STATED EXERCISE:
Copy every line from the material below that holds "olarak".

***** PROVIDED MATERIAL *****

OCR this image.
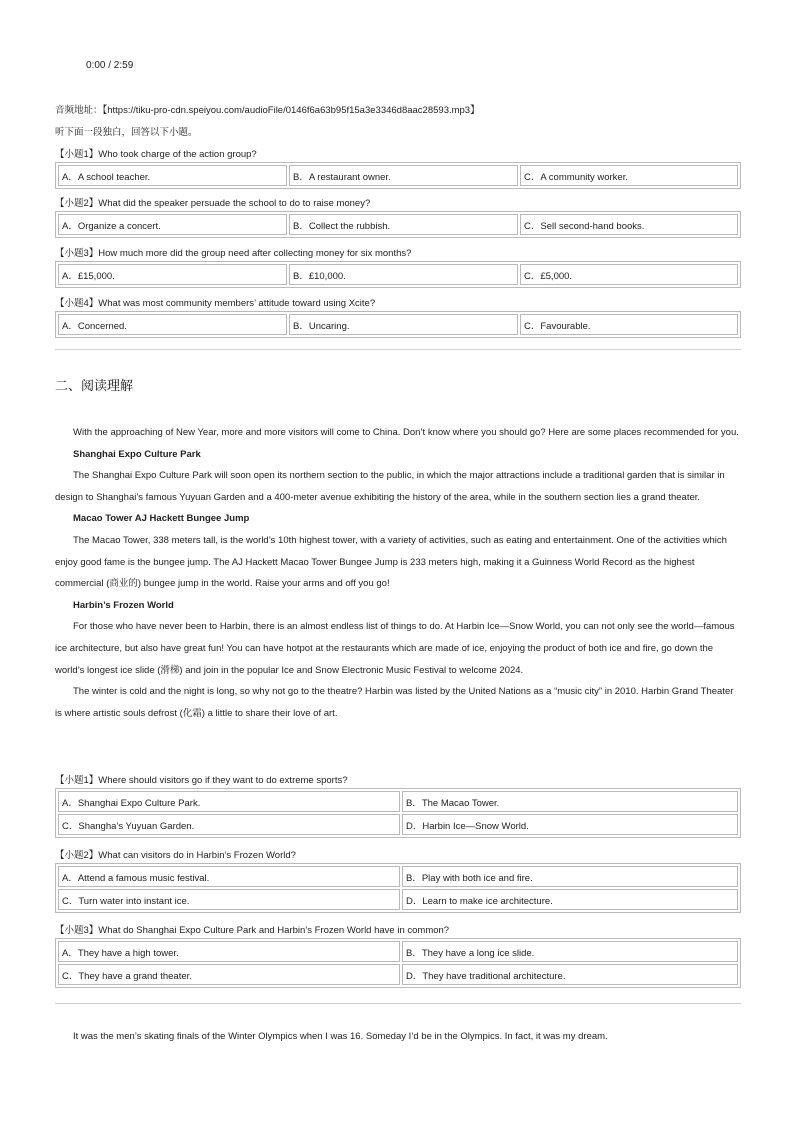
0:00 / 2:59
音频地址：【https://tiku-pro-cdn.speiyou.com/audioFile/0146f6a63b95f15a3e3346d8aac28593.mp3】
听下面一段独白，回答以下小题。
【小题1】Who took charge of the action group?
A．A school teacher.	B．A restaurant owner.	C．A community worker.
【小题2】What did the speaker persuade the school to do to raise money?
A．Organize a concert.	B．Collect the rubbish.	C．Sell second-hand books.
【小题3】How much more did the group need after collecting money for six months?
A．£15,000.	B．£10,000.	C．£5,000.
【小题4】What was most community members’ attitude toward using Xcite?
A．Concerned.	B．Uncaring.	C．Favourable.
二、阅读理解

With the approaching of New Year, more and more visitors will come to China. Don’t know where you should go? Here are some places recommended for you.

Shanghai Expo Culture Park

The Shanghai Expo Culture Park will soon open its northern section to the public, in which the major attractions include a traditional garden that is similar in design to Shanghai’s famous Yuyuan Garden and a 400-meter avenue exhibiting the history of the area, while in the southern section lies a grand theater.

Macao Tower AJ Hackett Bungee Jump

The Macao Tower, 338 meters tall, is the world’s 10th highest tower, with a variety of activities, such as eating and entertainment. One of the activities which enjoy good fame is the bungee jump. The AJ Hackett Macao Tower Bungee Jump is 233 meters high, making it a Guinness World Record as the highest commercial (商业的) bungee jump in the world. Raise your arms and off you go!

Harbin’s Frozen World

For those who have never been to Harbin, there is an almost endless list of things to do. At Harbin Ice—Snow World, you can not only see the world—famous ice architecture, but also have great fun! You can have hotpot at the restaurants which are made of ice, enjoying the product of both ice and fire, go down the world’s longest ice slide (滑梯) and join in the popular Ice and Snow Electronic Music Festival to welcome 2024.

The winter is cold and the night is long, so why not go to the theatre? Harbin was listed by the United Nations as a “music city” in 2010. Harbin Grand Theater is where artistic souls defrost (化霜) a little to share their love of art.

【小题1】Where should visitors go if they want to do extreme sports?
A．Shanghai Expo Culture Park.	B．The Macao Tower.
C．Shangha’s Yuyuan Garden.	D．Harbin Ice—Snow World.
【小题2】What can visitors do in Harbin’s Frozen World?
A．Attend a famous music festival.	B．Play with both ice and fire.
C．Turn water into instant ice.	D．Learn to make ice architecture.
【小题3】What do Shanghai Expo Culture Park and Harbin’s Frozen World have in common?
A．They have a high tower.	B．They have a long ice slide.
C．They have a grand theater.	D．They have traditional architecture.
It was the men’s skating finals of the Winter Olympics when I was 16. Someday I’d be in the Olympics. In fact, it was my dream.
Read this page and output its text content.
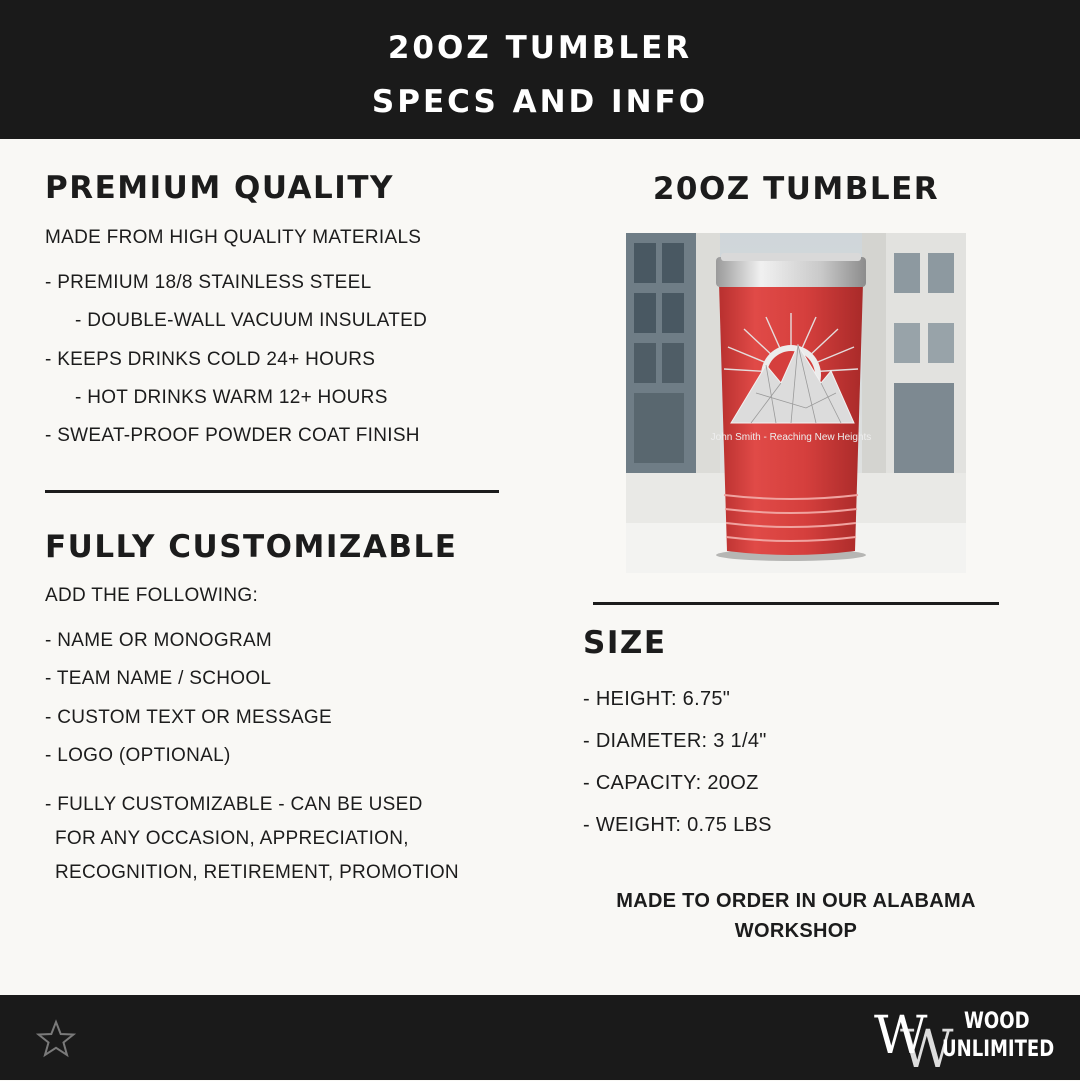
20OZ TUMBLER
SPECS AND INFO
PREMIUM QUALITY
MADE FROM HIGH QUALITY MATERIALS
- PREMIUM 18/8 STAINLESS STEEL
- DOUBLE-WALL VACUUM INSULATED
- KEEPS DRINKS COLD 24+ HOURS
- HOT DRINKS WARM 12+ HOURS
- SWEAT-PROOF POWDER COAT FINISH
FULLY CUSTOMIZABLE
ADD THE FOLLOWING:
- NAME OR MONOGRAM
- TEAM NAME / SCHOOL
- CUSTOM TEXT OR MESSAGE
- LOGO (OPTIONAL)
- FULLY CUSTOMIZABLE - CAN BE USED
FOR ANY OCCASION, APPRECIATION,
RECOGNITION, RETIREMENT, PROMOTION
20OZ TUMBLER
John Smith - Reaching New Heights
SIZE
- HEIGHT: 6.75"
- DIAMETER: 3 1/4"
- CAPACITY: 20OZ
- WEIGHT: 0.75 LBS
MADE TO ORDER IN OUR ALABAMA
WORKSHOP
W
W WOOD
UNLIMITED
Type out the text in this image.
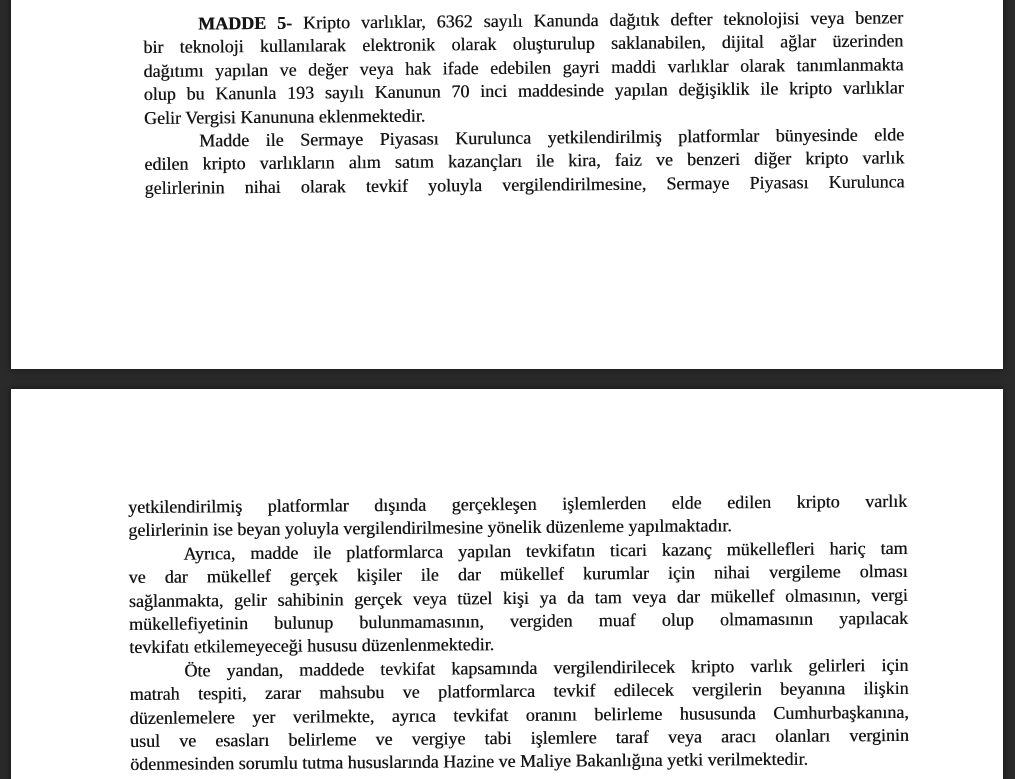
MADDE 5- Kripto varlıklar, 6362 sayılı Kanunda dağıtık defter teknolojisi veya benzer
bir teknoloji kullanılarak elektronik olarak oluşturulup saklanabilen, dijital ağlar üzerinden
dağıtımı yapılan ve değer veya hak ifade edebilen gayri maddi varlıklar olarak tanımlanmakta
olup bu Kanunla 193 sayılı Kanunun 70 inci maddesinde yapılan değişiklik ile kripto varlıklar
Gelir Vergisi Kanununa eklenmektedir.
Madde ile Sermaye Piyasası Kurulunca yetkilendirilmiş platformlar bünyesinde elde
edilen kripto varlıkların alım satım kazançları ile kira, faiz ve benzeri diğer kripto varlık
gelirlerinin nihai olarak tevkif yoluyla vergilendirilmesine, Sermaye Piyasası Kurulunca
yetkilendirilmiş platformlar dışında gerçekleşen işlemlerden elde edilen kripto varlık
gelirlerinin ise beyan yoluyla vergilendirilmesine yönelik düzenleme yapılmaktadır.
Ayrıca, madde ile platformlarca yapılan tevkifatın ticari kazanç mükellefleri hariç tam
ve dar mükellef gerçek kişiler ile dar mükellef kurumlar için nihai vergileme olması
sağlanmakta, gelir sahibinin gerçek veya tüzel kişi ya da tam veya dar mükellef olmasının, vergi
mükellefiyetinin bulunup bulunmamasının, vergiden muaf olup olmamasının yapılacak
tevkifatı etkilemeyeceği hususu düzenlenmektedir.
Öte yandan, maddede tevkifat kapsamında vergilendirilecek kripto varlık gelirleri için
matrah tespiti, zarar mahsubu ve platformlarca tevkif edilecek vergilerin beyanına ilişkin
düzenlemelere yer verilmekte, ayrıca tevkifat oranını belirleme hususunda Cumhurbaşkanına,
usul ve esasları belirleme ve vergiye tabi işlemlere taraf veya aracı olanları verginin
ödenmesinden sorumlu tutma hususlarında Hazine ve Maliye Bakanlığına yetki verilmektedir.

*****

EXERCISE RESULT:
bir teknoloji kullanılarak elektronik olarak oluşturulup saklanabilen, dijital ağlar üzerinden
dağıtımı yapılan ve değer veya hak ifade edebilen gayri maddi varlıklar olarak tanımlanmakta
gelirlerinin nihai olarak tevkif yoluyla vergilendirilmesine, Sermaye Piyasası Kurulunca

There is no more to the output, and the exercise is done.